Extrait de page
▼▼▼
Mais que s’est-il passé pour que la polémique prenne sur ce programme, l’ABCD de l’égalité, dans les écoles ?
Je pourrais parler de conspiration, les meneurs de la manif’ pour tous, après avoir perdu sur le mariage gay, ont essayé de retrouver une nouvelle cause. Ils parlent d’une colère, mais contre quoi ? Contre qui ? Il s’agit pour eux de gagner la bataille de la reproduction. C’est un fantasme. Ils essayent de pointer du doigt un bouc émissaire, dans ce cas précis, ce sont les enseignants dans leur ensemble, la gauche « caviar », les « intellos »… Pourtant, ils devraient regarder en arrière. Depuis 1989, le ministère favorise ce type de programme qui favorise l’égalité entre les hommes et les femmes, dans l’Éducation nationale et dans l’Enseignement supérieur. J’ai travaillé pour ce dernier il y a quelques années et j’ai pu voir que la classe politique, de gauche comme de droite, était sensible à l’égalité entre les femmes et les hommes. En Europe, la directive sur le sujet existe depuis 12 ans. Cet ABCD de l’égalité est seulement une application. Il permet de faire réfléchir sur les stéréotypes qui touchent les femmes, les hommes. Mais surtout pas de transformer les petits garçons en petites filles, et les filles en petits garçons. Ces réactionnaires oublient de dire que c’est une lutte contre le sexisme internalisé, une façon de rétablir l’égalité .
▲▲▲
Objectifs
1. Expliquez en une à trois phrases pourquoi, selon l'extrait sur l'ABCD de l'égalité, les meneurs de la manif' pour tous se sont emparés de ce programme.
2. Répondez à ces questions à partir de l'extrait sur l'ABCD de l'égalité.
(a) Depuis quelle année le ministère favorise-t-il ce type de programme ?
(b) Depuis combien de temps la directive européenne sur le sujet existe-t-elle ?
(c) Qui est désigné comme bouc émissaire dans ce cas précis ?
3. Rédigez la suite de l'extrait sur l'ABCD de l'égalité à partir de sa dernière phrase.
Le matériel fourni n'est pas nécessaire.

Matériel recueilli
▼▼▼
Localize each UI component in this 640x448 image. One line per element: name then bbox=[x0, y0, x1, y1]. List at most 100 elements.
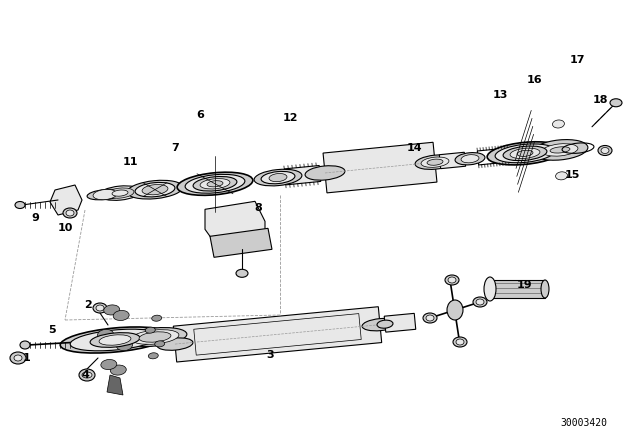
▲▲▲
Réponses
1. Après avoir perdu sur le mariage gay, ils ont cherché une nouvelle cause. Pour eux, il s'agit désormais de gagner « la bataille de la reproduction ».

2.
(a) Depuis 1989.
(b) Depuis 12 ans.
(c) Les enseignants dans leur ensemble, la gauche « caviar » et les « intellos ».

3.
Le terme « théorie du genre » a été repris dans beaucoup de médias, qu’implique-t-il ?
Comme les extraterrestres, ça n’existe pas. C’est une invention des collectifs réactionnaires, des mouvements catholiques extrémistes qui part d’une pure mauvaise foi et qui sert à la manipulation dans la droite lignée des théories du complot. Les universitaires qui travaillent dans les études sur le genre sont directement visés. Il y a de véritables efforts de fait dans les ministères de l’éducation et dans celui de l’enseignement supérieur pour répandre ces études.
Concrètement, comment se traduit ce programme dans les salles de classe ?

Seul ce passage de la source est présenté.